(Stored data)
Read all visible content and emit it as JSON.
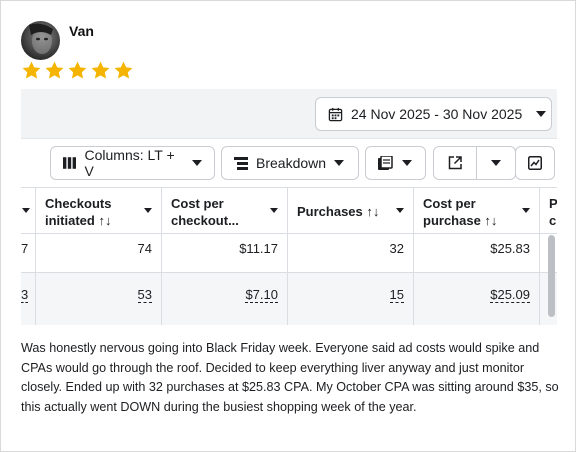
{
  "review": {
    "author": "Van",
    "rating": 5,
    "text": "Was honestly nervous going into Black Friday week. Everyone said ad costs would spike and CPAs would go through the roof. Decided to keep everything liver anyway and just monitor closely. Ended up with 32 purchases at $25.83 CPA. My October CPA was sitting around $35, so this actually went DOWN during the busiest shopping week of the year.",
    "star_color": "#f5b400"
  },
  "screenshot": {
    "date_range": "24 Nov 2025 - 30 Nov 2025",
    "toolbar": {
      "columns_label": "Columns: LT + V",
      "breakdown_label": "Breakdown"
    },
    "columns": [
      {
        "line1": "Checkouts",
        "line2": "initiated ↑↓"
      },
      {
        "line1": "Cost per",
        "line2": "checkout..."
      },
      {
        "line1": "Purchases ↑↓",
        "line2": ""
      },
      {
        "line1": "Cost per",
        "line2": "purchase ↑↓"
      },
      {
        "line1": "P",
        "line2": "c"
      }
    ],
    "rows": [
      {
        "prev": "7",
        "checkouts": "74",
        "cost_checkout": "$11.17",
        "purchases": "32",
        "cost_purchase": "$25.83"
      },
      {
        "prev": "3",
        "checkouts": "53",
        "cost_checkout": "$7.10",
        "purchases": "15",
        "cost_purchase": "$25.09"
      }
    ]
  }
}
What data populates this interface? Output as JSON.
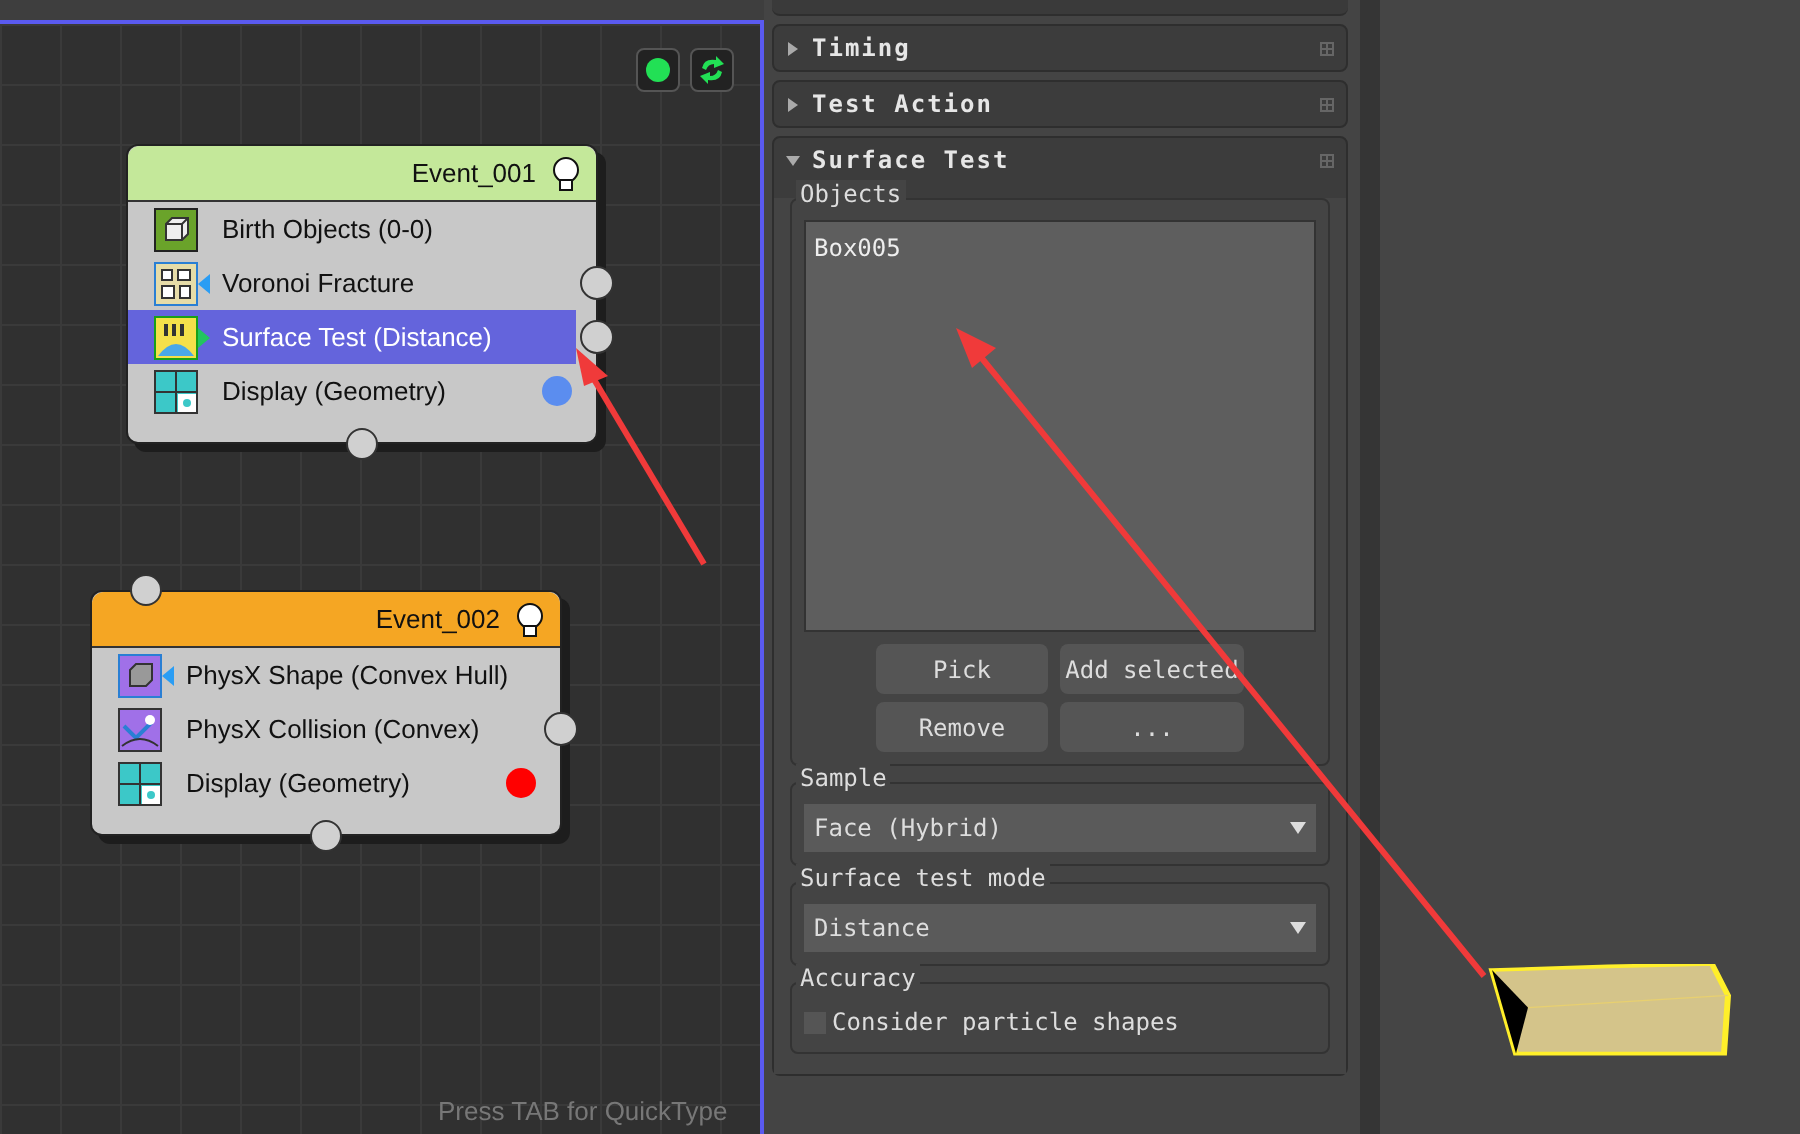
{
  "canvas": {
    "hint": "Press TAB for QuickType",
    "status_on": true
  },
  "events": [
    {
      "title": "Event_001",
      "color": "#c4e89a",
      "input_socket": false,
      "operators": [
        {
          "label": "Birth Objects (0-0)",
          "kind": "birth",
          "selected": false,
          "output": false
        },
        {
          "label": "Voronoi Fracture",
          "kind": "voronoi",
          "selected": false,
          "indicator": {
            "color": "#2a9df4"
          },
          "output": true
        },
        {
          "label": "Surface Test (Distance)",
          "kind": "surface_test",
          "selected": true,
          "indicator": {
            "color": "#22c55e"
          },
          "output": true
        },
        {
          "label": "Display (Geometry)",
          "kind": "display",
          "selected": false,
          "output": false,
          "dot": {
            "color": "#5b8def"
          }
        }
      ]
    },
    {
      "title": "Event_002",
      "color": "#f5a623",
      "input_socket": true,
      "operators": [
        {
          "label": "PhysX Shape (Convex Hull)",
          "kind": "physx_shape",
          "selected": false,
          "indicator": {
            "color": "#2a9df4"
          },
          "output": false
        },
        {
          "label": "PhysX Collision (Convex)",
          "kind": "physx_collision",
          "selected": false,
          "output": true
        },
        {
          "label": "Display (Geometry)",
          "kind": "display",
          "selected": false,
          "output": false,
          "dot": {
            "color": "#ff0000"
          }
        }
      ]
    }
  ],
  "rollouts": [
    {
      "title": "Timing",
      "expanded": false
    },
    {
      "title": "Test Action",
      "expanded": false
    },
    {
      "title": "Surface Test",
      "expanded": true
    }
  ],
  "surface_test": {
    "objects": {
      "label": "Objects",
      "items": [
        "Box005"
      ],
      "buttons": [
        "Pick",
        "Add selected",
        "Remove",
        "..."
      ]
    },
    "sample": {
      "label": "Sample",
      "value": "Face (Hybrid)"
    },
    "mode": {
      "label": "Surface test mode",
      "value": "Distance"
    },
    "accuracy": {
      "label": "Accuracy",
      "checkbox": {
        "label": "Consider particle shapes",
        "checked": false
      }
    }
  }
}
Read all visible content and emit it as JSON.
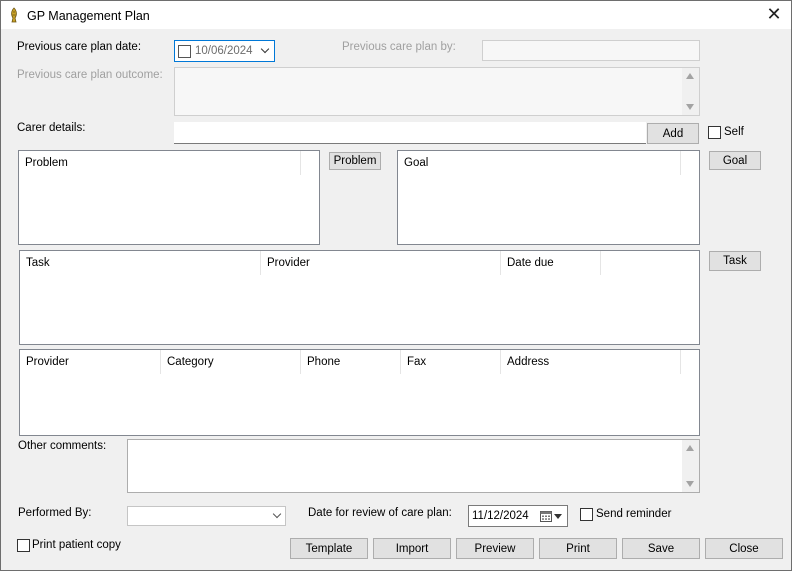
{
  "window": {
    "title": "GP Management Plan"
  },
  "form": {
    "prev_date_label": "Previous care plan date:",
    "prev_date_value": "10/06/2024",
    "prev_by_label": "Previous care plan by:",
    "prev_outcome_label": "Previous care plan outcome:",
    "carer_label": "Carer details:",
    "add_label": "Add",
    "self_label": "Self",
    "problem_btn": "Problem",
    "goal_btn": "Goal",
    "task_btn": "Task",
    "problem_list": {
      "columns": [
        "Problem"
      ]
    },
    "goal_list": {
      "columns": [
        "Goal"
      ]
    },
    "task_list": {
      "columns": [
        "Task",
        "Provider",
        "Date due"
      ]
    },
    "provider_list": {
      "columns": [
        "Provider",
        "Category",
        "Phone",
        "Fax",
        "Address"
      ]
    },
    "other_comments_label": "Other comments:",
    "performed_by_label": "Performed By:",
    "review_date_label": "Date for review of care plan:",
    "review_date_value": "11/12/2024",
    "send_reminder_label": "Send reminder",
    "print_copy_label": "Print patient copy"
  },
  "buttons": {
    "template": "Template",
    "import": "Import",
    "preview": "Preview",
    "print": "Print",
    "save": "Save",
    "close": "Close"
  },
  "icons": {
    "app": "app-logo-icon",
    "close": "close-icon",
    "dropdown": "chevron-down-icon",
    "calendar": "calendar-icon"
  }
}
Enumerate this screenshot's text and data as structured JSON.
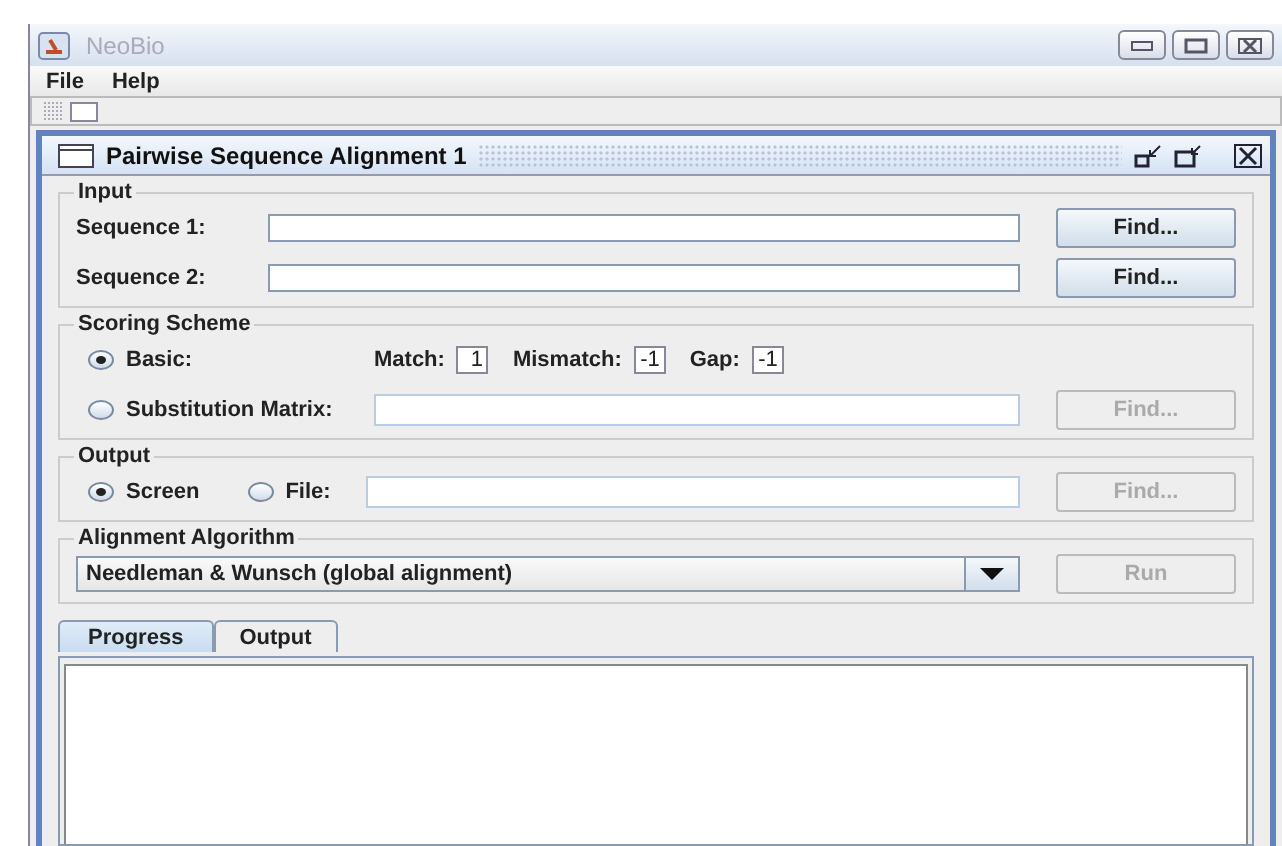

## What to produce
Repeat each line of the records above exactly, but do not copy the pictures.

## The reply
Read all visible content and emit it as JSON.
{
  "review": {
    "author": "Van",
    "rating": 5,
    "text": "Was honestly nervous going into Black Friday week. Everyone said ad costs would spike and CPAs would go through the roof. Decided to keep everything liver anyway and just monitor closely. Ended up with 32 purchases at $25.83 CPA. My October CPA was sitting around $35, so this actually went DOWN during the busiest shopping week of the year.",
    "star_color": "#f5b400"
  },
  "screenshot": {
    "date_range": "24 Nov 2025 - 30 Nov 2025",
    "toolbar": {
      "columns_label": "Columns: LT + V",
      "breakdown_label": "Breakdown"
    },
    "columns": [
      {
        "line1": "Checkouts",
        "line2": "initiated ↑↓"
      },
      {
        "line1": "Cost per",
        "line2": "checkout..."
      },
      {
        "line1": "Purchases ↑↓",
        "line2": ""
      },
      {
        "line1": "Cost per",
        "line2": "purchase ↑↓"
      },
      {
        "line1": "P",
        "line2": "c"
      }
    ],
    "rows": [
      {
        "prev": "7",
        "checkouts": "74",
        "cost_checkout": "$11.17",
        "purchases": "32",
        "cost_purchase": "$25.83"
      },
      {
        "prev": "3",
        "checkouts": "53",
        "cost_checkout": "$7.10",
        "purchases": "15",
        "cost_purchase": "$25.09"
      }
    ]
  }
}
What data populates this interface? Output as JSON.
{
  "canvas": {
    "hint": "Press TAB for QuickType",
    "status_on": true
  },
  "events": [
    {
      "title": "Event_001",
      "color": "#c4e89a",
      "input_socket": false,
      "operators": [
        {
          "label": "Birth Objects (0-0)",
          "kind": "birth",
          "selected": false,
          "output": false
        },
        {
          "label": "Voronoi Fracture",
          "kind": "voronoi",
          "selected": false,
          "indicator": {
            "color": "#2a9df4"
          },
          "output": true
        },
        {
          "label": "Surface Test (Distance)",
          "kind": "surface_test",
          "selected": true,
          "indicator": {
            "color": "#22c55e"
          },
          "output": true
        },
        {
          "label": "Display (Geometry)",
          "kind": "display",
          "selected": false,
          "output": false,
          "dot": {
            "color": "#5b8def"
          }
        }
      ]
    },
    {
      "title": "Event_002",
      "color": "#f5a623",
      "input_socket": true,
      "operators": [
        {
          "label": "PhysX Shape (Convex Hull)",
          "kind": "physx_shape",
          "selected": false,
          "indicator": {
            "color": "#2a9df4"
          },
          "output": false
        },
        {
          "label": "PhysX Collision (Convex)",
          "kind": "physx_collision",
          "selected": false,
          "output": true
        },
        {
          "label": "Display (Geometry)",
          "kind": "display",
          "selected": false,
          "output": false,
          "dot": {
            "color": "#ff0000"
          }
        }
      ]
    }
  ],
  "rollouts": [
    {
      "title": "Timing",
      "expanded": false
    },
    {
      "title": "Test Action",
      "expanded": false
    },
    {
      "title": "Surface Test",
      "expanded": true
    }
  ],
  "surface_test": {
    "objects": {
      "label": "Objects",
      "items": [
        "Box005"
      ],
      "buttons": [
        "Pick",
        "Add selected",
        "Remove",
        "..."
      ]
    },
    "sample": {
      "label": "Sample",
      "value": "Face (Hybrid)"
    },
    "mode": {
      "label": "Surface test mode",
      "value": "Distance"
    },
    "accuracy": {
      "label": "Accuracy",
      "checkbox": {
        "label": "Consider particle shapes",
        "checked": false
      }
    }
  }
}
Read all visible content and emit it as JSON.
{
  "window": {
    "title": "GP Management Plan"
  },
  "form": {
    "prev_date_label": "Previous care plan date:",
    "prev_date_value": "10/06/2024",
    "prev_by_label": "Previous care plan by:",
    "prev_outcome_label": "Previous care plan outcome:",
    "carer_label": "Carer details:",
    "add_label": "Add",
    "self_label": "Self",
    "problem_btn": "Problem",
    "goal_btn": "Goal",
    "task_btn": "Task",
    "problem_list": {
      "columns": [
        "Problem"
      ]
    },
    "goal_list": {
      "columns": [
        "Goal"
      ]
    },
    "task_list": {
      "columns": [
        "Task",
        "Provider",
        "Date due"
      ]
    },
    "provider_list": {
      "columns": [
        "Provider",
        "Category",
        "Phone",
        "Fax",
        "Address"
      ]
    },
    "other_comments_label": "Other comments:",
    "performed_by_label": "Performed By:",
    "review_date_label": "Date for review of care plan:",
    "review_date_value": "11/12/2024",
    "send_reminder_label": "Send reminder",
    "print_copy_label": "Print patient copy"
  },
  "buttons": {
    "template": "Template",
    "import": "Import",
    "preview": "Preview",
    "print": "Print",
    "save": "Save",
    "close": "Close"
  },
  "icons": {
    "app": "app-logo-icon",
    "close": "close-icon",
    "dropdown": "chevron-down-icon",
    "calendar": "calendar-icon"
  }
}
Enumerate this screenshot's text and data as structured JSON.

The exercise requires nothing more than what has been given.